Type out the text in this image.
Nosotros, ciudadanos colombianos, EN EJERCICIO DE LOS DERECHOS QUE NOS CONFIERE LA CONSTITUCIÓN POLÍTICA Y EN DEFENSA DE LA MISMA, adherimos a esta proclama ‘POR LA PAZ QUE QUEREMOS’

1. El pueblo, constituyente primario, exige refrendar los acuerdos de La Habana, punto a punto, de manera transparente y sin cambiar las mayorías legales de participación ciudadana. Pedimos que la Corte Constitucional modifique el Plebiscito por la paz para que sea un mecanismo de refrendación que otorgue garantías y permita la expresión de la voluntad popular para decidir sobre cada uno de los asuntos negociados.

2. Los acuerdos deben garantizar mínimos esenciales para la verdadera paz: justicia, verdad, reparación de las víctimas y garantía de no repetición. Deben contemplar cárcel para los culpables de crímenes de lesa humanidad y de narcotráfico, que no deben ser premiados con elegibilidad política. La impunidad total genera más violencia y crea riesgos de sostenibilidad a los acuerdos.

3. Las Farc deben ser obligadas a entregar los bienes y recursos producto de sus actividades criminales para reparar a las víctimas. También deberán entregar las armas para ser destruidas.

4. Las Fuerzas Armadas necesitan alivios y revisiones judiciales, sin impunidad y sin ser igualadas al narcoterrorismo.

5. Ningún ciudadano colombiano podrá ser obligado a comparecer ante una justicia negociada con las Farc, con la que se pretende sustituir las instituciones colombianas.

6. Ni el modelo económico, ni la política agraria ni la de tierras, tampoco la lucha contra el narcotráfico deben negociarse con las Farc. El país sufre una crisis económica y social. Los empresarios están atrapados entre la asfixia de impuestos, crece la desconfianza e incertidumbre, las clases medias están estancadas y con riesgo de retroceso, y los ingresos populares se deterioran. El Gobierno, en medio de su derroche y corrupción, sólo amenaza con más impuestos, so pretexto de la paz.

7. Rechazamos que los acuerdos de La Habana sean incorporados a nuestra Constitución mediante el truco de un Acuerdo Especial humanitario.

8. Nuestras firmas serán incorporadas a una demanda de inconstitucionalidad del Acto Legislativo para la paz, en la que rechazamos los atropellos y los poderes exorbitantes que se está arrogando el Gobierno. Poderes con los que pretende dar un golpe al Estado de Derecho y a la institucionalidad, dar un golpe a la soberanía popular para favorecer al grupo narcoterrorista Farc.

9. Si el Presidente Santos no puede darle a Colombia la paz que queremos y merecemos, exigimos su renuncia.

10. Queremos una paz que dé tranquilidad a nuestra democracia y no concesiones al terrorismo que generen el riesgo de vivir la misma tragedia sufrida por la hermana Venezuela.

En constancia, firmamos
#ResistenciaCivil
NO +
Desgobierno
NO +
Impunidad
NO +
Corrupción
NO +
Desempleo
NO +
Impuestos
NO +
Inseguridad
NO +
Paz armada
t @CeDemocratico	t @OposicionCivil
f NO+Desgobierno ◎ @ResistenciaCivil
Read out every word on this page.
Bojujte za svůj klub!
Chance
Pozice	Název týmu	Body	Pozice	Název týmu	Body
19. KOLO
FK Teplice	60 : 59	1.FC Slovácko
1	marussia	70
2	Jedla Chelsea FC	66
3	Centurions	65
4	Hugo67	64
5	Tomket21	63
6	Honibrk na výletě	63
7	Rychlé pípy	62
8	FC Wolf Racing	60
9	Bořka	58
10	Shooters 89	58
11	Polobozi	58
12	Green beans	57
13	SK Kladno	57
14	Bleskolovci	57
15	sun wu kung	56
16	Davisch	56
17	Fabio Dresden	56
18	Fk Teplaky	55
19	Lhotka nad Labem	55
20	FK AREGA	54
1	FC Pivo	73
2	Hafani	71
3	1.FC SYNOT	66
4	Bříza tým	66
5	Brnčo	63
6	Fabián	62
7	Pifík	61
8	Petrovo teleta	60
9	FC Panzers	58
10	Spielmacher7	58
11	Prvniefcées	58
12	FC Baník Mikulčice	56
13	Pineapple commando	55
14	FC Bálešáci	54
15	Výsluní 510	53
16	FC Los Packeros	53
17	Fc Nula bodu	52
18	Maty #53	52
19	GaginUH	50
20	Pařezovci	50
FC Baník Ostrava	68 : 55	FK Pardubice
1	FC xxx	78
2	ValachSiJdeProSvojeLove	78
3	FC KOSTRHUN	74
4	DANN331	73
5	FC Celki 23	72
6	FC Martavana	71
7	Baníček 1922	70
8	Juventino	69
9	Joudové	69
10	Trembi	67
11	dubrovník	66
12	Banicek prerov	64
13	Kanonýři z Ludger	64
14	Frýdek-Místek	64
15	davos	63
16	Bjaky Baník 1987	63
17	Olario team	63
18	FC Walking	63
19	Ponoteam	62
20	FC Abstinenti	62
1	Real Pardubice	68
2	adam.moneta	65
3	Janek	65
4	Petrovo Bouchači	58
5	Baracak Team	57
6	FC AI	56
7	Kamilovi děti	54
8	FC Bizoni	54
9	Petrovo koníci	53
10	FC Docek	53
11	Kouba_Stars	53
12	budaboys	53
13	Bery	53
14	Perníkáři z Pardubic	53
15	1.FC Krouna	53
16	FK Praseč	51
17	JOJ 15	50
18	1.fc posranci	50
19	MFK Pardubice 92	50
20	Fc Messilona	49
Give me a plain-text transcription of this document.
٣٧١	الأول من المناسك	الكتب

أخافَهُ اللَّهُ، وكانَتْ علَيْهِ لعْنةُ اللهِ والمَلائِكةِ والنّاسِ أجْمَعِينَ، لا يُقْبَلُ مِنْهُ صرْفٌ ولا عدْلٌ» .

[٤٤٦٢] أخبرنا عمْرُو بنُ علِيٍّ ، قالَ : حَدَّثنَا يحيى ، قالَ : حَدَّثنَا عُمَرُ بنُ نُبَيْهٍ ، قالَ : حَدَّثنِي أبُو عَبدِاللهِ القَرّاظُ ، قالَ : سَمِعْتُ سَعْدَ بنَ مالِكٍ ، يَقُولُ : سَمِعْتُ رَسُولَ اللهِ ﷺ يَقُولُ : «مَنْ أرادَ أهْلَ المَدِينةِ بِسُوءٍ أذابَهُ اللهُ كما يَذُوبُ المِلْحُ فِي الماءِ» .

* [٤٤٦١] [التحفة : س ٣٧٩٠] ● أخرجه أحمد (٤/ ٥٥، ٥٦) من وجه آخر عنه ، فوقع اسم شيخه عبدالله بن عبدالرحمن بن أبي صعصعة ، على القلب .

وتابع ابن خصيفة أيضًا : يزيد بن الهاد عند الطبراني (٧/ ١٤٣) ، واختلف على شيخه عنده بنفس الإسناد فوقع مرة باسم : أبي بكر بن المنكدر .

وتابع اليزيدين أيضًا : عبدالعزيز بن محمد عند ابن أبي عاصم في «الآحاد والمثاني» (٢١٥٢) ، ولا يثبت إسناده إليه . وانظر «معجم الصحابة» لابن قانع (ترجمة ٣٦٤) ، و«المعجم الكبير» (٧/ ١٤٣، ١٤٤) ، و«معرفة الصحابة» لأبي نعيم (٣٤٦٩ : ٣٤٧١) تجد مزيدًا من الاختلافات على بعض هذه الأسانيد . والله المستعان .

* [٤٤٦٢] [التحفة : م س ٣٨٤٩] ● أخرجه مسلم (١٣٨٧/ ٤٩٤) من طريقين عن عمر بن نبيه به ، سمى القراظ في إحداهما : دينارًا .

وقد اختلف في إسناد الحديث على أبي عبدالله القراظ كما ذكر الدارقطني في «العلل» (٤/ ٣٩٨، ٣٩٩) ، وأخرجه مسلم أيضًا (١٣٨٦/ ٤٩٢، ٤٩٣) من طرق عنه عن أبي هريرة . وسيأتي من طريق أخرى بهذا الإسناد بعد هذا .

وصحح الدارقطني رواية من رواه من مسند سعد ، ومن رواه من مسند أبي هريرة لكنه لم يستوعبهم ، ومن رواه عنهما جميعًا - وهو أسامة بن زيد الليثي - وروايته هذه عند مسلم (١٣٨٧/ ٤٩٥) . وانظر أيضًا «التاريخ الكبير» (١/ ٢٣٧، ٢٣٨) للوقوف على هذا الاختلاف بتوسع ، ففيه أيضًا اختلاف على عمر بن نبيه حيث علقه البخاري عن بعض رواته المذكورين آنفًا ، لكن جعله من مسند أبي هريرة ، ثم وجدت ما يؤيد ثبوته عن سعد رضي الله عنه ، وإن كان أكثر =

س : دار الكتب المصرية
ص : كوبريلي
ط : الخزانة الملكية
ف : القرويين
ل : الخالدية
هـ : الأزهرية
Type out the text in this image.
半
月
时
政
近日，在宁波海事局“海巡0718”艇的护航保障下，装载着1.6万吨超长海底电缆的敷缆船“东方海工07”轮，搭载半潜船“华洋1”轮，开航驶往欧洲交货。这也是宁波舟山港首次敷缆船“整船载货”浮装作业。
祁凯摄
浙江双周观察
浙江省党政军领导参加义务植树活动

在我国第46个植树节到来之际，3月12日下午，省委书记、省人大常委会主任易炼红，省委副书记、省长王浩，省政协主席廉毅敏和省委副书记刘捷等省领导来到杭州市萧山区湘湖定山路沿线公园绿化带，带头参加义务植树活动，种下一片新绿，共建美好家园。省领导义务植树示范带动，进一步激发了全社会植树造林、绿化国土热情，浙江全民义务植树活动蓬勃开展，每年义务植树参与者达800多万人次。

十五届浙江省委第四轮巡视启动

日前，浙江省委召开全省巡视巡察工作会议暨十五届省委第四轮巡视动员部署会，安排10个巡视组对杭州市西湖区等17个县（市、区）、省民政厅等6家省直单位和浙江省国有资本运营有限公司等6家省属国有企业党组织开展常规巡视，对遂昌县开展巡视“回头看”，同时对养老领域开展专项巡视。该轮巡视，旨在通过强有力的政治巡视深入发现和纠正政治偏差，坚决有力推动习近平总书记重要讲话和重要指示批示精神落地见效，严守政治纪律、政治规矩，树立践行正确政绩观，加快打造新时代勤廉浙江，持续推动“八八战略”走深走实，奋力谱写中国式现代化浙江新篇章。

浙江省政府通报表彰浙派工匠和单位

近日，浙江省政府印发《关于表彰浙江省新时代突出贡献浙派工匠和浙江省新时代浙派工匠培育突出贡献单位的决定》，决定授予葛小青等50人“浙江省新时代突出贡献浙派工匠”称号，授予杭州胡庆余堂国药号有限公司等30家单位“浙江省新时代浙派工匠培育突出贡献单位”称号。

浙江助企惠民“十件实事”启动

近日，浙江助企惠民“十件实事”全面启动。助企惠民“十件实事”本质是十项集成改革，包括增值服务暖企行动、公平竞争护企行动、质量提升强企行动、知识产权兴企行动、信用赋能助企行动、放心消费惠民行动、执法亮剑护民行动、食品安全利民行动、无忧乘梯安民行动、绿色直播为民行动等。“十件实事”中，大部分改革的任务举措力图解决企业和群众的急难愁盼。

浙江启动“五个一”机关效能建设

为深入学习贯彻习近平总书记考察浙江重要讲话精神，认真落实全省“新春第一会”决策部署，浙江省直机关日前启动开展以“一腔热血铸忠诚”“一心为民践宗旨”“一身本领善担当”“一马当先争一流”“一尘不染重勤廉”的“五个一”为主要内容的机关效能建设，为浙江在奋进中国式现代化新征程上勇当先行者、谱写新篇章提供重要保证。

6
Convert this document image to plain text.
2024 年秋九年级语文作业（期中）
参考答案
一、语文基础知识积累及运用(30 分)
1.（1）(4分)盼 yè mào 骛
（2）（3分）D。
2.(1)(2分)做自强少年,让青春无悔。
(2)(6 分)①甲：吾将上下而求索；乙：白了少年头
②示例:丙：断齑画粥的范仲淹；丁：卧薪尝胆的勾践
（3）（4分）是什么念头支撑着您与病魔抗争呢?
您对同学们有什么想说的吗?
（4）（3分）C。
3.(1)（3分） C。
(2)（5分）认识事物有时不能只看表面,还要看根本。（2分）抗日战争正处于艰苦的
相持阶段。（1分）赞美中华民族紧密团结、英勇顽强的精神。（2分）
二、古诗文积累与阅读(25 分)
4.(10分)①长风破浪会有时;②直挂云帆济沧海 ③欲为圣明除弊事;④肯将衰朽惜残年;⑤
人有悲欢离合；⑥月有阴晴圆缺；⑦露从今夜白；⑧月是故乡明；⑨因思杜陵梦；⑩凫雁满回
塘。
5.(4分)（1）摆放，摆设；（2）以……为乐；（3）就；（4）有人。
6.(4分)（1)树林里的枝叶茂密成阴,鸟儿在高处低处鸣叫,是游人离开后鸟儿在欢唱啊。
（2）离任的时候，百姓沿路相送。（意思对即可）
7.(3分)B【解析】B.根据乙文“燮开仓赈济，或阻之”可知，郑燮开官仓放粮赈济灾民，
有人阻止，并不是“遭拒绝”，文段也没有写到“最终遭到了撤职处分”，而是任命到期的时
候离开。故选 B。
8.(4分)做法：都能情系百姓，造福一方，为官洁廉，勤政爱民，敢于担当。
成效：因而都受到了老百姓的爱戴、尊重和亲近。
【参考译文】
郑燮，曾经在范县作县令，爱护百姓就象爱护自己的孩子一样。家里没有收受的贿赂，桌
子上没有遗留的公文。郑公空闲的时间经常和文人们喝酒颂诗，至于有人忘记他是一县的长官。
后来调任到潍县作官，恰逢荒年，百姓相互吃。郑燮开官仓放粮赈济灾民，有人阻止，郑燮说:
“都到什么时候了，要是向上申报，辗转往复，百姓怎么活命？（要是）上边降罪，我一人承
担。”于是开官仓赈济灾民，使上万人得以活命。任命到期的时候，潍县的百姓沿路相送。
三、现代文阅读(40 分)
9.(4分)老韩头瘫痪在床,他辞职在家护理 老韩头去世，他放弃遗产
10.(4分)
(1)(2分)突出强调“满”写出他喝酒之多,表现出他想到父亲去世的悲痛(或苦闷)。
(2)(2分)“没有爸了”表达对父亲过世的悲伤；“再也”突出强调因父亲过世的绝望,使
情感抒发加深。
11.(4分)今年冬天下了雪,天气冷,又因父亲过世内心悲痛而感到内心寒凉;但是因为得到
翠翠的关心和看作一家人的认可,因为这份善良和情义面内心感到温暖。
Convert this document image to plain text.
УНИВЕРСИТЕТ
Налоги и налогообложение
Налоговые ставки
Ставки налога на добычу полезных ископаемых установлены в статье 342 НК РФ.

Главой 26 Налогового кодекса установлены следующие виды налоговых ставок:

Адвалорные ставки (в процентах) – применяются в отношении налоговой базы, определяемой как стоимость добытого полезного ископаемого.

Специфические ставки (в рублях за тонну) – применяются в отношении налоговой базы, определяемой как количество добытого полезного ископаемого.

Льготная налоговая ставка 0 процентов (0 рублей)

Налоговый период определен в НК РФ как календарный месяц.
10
--
__Given exercise__. Report each line in the data that holds the word "الدارقطني".

__Final answer__.
وقد اختلف في إسناد الحديث على أبي عبدالله القراظ كما ذكر الدارقطني في «العلل» (٤/ ٣٩٨، ٣٩٩) ، وأخرجه مسلم أيضًا (١٣٨٦/ ٤٩٢، ٤٩٣) من طرق عنه عن أبي هريرة . وسيأتي من طريق أخرى بهذا الإسناد بعد هذا .
وصحح الدارقطني رواية من رواه من مسند سعد ، ومن رواه من مسند أبي هريرة لكنه لم يستوعبهم ، ومن رواه عنهما جميعًا - وهو أسامة بن زيد الليثي - وروايته هذه عند مسلم (١٣٨٧/ ٤٩٥) . وانظر أيضًا «التاريخ الكبير» (١/ ٢٣٧، ٢٣٨) للوقوف على هذا الاختلاف بتوسع ، ففيه أيضًا اختلاف على عمر بن نبيه حيث علقه البخاري عن بعض رواته المذكورين آنفًا ، لكن جعله من مسند أبي هريرة ، ثم وجدت ما يؤيد ثبوته عن سعد رضي الله عنه ، وإن كان أكثر =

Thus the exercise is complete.